YOUR INSTRUCTIONS: Please count the lines in the listing below where the word "tomatoes" appears. Give the number only.

** start INFORMATION PROVIDED **

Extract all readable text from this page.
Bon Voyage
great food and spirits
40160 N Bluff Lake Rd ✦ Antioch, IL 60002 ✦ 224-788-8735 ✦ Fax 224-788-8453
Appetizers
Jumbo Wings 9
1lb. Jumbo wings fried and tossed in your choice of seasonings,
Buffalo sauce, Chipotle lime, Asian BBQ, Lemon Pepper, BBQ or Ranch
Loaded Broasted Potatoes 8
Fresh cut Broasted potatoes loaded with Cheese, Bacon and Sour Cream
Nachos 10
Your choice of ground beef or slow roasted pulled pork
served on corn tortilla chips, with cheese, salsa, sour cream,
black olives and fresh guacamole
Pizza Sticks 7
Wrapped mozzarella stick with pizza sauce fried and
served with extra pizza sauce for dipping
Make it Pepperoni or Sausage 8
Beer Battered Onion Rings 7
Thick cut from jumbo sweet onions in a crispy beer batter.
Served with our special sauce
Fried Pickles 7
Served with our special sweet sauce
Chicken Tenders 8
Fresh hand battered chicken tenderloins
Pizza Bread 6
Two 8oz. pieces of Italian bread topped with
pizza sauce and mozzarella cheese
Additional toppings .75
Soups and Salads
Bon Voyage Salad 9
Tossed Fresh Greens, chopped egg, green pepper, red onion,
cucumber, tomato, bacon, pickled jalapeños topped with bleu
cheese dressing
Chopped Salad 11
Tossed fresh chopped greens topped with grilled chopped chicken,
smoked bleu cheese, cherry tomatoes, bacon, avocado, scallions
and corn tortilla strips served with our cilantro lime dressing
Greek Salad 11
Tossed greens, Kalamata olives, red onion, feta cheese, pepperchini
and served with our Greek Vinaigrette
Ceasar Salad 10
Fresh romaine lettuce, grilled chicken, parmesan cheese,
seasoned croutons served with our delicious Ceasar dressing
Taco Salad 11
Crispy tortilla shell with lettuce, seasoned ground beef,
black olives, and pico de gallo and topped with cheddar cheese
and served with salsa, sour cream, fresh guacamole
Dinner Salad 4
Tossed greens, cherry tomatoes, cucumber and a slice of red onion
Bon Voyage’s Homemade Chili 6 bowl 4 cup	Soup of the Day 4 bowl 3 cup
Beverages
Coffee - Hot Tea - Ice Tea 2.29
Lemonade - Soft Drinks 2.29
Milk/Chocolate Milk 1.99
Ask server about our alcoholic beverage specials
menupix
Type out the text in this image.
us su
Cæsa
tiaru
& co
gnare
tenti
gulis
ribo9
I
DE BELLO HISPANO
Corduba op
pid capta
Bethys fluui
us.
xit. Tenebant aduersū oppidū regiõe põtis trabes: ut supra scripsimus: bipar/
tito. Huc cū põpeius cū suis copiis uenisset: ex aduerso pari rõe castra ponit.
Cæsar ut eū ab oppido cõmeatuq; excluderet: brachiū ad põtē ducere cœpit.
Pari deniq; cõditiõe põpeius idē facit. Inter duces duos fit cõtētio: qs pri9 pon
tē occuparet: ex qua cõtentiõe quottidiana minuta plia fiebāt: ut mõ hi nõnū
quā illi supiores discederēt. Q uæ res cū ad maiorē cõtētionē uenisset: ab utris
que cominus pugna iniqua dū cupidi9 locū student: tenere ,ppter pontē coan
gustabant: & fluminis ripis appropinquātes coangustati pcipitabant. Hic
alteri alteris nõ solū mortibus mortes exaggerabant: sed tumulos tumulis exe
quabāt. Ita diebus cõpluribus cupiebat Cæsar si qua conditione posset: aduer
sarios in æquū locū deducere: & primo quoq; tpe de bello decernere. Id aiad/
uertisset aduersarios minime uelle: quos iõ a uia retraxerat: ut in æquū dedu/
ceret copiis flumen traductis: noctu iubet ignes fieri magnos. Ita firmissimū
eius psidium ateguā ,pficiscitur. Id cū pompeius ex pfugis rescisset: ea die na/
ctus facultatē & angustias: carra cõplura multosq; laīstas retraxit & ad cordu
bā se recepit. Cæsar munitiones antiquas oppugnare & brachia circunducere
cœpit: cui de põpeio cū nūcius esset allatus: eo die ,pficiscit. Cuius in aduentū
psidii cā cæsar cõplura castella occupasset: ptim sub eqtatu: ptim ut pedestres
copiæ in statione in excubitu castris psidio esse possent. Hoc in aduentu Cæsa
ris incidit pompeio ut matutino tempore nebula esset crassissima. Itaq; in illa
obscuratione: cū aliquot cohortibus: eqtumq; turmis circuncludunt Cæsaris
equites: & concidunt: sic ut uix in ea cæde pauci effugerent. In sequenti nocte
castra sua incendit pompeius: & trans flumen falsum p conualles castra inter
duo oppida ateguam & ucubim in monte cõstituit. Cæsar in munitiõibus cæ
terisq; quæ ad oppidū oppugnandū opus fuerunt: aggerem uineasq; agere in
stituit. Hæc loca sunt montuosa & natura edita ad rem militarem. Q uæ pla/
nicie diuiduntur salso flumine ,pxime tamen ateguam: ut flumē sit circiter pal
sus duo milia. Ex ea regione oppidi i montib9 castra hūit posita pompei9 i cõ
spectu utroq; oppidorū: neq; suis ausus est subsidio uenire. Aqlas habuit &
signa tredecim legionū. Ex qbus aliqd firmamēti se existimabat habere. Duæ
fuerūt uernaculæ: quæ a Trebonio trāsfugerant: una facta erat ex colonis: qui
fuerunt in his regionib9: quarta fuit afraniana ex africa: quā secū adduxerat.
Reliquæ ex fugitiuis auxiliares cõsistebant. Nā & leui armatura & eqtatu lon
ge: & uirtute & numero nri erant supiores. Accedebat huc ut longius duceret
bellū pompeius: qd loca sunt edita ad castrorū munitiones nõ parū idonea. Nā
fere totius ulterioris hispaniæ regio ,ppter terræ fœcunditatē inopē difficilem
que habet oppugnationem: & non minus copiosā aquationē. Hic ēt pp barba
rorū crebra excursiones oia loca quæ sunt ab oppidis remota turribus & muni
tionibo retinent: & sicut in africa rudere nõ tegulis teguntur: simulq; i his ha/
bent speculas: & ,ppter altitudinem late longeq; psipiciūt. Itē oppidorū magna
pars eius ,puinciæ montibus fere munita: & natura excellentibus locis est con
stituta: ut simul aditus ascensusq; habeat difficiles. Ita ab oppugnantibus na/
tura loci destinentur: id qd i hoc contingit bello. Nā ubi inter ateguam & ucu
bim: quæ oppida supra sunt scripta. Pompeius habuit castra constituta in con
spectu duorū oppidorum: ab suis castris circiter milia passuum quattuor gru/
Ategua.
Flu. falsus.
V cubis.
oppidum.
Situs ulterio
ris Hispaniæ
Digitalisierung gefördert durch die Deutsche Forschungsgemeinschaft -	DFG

** end INFORMATION PROVIDED **

EXERCISE RESPONSE: 2